◆ **LESETEXT**
LikeGefällt 2 Personen
Ja Sunny, Du hast Recht mit deiner Einschätzung über FB. Ich habe mich allerdings gleich am Anfang entschieden alle Freunde ernst zu nehmen, sofern sie es wollen. Ich kenne noch jeden Namen von FB Freunden die gegangen sind und mit denen ich vorher Kontakt hatte. Darüber denke ich immer noch nach. Vor zwei Tagen hat mich eine Freundin angeschrieben, dass sie jetzt erst einmal bei FB aufhört, weil es ihr nicht gut geht. Ich fand das bemerkenswert, denn sie ist nicht einfach abgehauen. Sie hat unsere virtuelle Beziehung so ernst genommen wie ich. Das darf man jetzt gerne naiv finden, aber ich gebe mir sehr viel Mühe hinter all den Post und Kommentaren den wirklichen Menschen ein wenig kennen zu lernen und so sitze ich auch hin und wieder mit Dir am Tisch, trinke ein Glas guten Wein und genieße ein imaginäres Gespräch über Gott und die Welt und ja, Du würdest mir sehr fehlen.
LikeGefällt 1 Person
Du mir auch! Wirklich! Wir philosophieren jeweils gemeinsam, ganz bestimmt 🌺
LikeGefällt 1 Person
Vermissen würde ich Dich auch, ganz gewiss.
Intelligenz, Kreativität, Schönheit, Energie, Achtsamkeit und Sensibilität, auch ein wenig störrisch – eine unschlagbare Mischung (entschuldige das platte Wort „Mischung“).
LikeGefällt 2 Personen
Danke dir! Das beruht auf Gegenseitigkeit. So, wie ich dich durch deine Kommentare kennengelernt habe, würdest du mir fehlen. Ich mag deine tiefgründige Art, deine Kreativität, deine Offenheit und auch die differenzierte Weise, an Themen heranzugehen. Das alles zeugt von viel Menschlichkeit! Das mag ich!
LikeGefällt 1 Person
„aber ich gebe mir sehr viel Mühe hinter all den Post und Kommentaren den wirklichen Menschen ein wenig kennen zu lernen“
Das ist ja fast ein unwirkliches Unterfangen, sich über die Bits und Bytes, die vom anderen kommen, ein sauberes Bild machen zu können.

◆ **AUFGABE**
Schreiben Sie den Abschnitt des Lesetexts wortgetreu ab, der bei „Intelligenz, Kreativität, Schönheit, Energie, Achtsamkeit“ beginnt und bei „machen zu können.“ endet.

(Extrahierte Dateneinträge)
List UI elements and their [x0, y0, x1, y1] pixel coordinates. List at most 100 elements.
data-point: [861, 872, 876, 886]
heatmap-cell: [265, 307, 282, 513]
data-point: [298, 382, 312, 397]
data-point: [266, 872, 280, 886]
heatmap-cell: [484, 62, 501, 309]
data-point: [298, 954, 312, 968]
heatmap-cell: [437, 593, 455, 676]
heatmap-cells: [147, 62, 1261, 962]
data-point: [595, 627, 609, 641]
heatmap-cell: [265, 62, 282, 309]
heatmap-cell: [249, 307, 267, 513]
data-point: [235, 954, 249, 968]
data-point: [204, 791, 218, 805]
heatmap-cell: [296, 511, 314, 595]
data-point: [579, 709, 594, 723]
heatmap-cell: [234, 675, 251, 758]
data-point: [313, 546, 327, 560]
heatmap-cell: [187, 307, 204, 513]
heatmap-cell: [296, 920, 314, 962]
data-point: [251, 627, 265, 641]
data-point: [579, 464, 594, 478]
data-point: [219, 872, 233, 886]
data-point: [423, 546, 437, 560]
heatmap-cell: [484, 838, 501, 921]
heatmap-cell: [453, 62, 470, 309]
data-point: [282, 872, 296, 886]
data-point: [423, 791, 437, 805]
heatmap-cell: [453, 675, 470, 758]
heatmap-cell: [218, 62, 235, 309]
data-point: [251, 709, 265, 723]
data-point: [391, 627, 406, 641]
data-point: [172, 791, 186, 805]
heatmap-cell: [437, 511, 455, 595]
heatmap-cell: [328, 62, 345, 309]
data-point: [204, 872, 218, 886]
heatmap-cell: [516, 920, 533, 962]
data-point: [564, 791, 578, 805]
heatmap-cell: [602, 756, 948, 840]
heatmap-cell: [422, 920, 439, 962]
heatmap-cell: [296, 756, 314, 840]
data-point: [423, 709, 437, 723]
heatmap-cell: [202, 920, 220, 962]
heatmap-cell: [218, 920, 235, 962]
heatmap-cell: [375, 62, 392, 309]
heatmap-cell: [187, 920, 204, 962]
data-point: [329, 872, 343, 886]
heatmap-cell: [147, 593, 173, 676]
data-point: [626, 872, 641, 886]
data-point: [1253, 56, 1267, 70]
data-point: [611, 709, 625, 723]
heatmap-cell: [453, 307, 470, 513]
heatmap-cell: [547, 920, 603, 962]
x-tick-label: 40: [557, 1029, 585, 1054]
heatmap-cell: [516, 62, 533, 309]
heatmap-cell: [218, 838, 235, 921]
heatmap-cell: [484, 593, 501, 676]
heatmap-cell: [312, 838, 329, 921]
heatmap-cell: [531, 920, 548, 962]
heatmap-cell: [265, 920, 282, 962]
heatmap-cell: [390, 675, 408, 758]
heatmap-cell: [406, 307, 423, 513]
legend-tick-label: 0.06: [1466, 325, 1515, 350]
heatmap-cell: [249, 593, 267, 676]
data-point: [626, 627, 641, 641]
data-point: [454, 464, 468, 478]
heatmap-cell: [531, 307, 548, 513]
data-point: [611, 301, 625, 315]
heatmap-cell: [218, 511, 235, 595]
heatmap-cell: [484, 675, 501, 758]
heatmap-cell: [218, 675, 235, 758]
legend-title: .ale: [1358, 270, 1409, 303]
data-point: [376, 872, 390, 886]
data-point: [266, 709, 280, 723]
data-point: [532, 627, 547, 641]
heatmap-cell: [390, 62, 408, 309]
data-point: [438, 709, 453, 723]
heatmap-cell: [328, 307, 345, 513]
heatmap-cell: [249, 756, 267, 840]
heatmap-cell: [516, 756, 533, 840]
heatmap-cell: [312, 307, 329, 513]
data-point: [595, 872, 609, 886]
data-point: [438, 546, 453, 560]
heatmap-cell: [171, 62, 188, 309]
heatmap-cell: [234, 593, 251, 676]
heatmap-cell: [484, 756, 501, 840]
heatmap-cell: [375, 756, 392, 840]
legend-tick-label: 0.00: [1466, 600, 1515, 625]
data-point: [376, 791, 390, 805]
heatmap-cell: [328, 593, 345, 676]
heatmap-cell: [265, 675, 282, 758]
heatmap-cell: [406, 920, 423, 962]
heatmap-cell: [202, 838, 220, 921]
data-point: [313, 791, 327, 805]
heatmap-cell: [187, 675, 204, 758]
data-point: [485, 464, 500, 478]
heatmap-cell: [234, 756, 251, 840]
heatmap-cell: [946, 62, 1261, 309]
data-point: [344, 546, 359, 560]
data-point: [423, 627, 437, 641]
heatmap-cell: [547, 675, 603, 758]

◆ **ANTWORT**
Intelligenz, Kreativität, Schönheit, Energie, Achtsamkeit und Sensibilität, auch ein wenig störrisch – eine unschlagbare Mischung (entschuldige das platte Wort „Mischung“).
LikeGefällt 2 Personen
Danke dir! Das beruht auf Gegenseitigkeit. So, wie ich dich durch deine Kommentare kennengelernt habe, würdest du mir fehlen. Ich mag deine tiefgründige Art, deine Kreativität, deine Offenheit und auch die differenzierte Weise, an Themen heranzugehen. Das alles zeugt von viel Menschlichkeit! Das mag ich!
LikeGefällt 1 Person
„aber ich gebe mir sehr viel Mühe hinter all den Post und Kommentaren den wirklichen Menschen ein wenig kennen zu lernen“
Das ist ja fast ein unwirkliches Unterfangen, sich über die Bits und Bytes, die vom anderen kommen, ein sauberes Bild machen zu können.